● **PROBLEM TO WORK ON**: Among the lines of this listing, determine how many contain the string "Output". Answer with the number only.

Records from a collection
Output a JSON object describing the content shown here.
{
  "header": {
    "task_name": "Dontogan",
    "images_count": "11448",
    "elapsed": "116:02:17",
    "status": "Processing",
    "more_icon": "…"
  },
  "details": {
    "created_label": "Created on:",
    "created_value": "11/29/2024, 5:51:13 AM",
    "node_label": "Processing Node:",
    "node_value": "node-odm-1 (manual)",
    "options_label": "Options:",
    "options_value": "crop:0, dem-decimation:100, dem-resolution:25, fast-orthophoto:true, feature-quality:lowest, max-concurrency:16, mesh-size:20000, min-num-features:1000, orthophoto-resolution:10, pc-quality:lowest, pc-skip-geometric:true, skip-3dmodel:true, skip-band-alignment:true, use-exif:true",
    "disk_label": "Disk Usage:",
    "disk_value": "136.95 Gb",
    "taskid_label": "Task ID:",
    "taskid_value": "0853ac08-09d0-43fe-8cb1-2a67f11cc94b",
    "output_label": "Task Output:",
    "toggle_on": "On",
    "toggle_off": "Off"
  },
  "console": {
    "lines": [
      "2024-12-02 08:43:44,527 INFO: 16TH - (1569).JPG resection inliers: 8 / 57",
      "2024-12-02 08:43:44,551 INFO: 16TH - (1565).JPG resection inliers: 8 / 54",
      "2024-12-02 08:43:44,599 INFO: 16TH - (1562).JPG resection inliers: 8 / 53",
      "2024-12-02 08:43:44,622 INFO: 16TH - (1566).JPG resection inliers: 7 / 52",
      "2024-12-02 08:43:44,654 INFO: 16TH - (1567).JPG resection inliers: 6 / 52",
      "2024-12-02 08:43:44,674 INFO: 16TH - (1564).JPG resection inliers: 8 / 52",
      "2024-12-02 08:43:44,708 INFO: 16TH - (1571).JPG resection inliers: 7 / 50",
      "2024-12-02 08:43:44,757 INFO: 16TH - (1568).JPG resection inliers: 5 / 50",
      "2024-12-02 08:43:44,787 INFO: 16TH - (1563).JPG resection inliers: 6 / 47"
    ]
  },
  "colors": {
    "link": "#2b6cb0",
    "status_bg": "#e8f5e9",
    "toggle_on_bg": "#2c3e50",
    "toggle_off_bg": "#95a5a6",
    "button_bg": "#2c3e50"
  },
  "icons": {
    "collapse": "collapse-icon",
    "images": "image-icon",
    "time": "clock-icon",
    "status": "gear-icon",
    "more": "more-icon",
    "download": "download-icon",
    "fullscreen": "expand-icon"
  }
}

● **EXPECTED ANSWER**: 2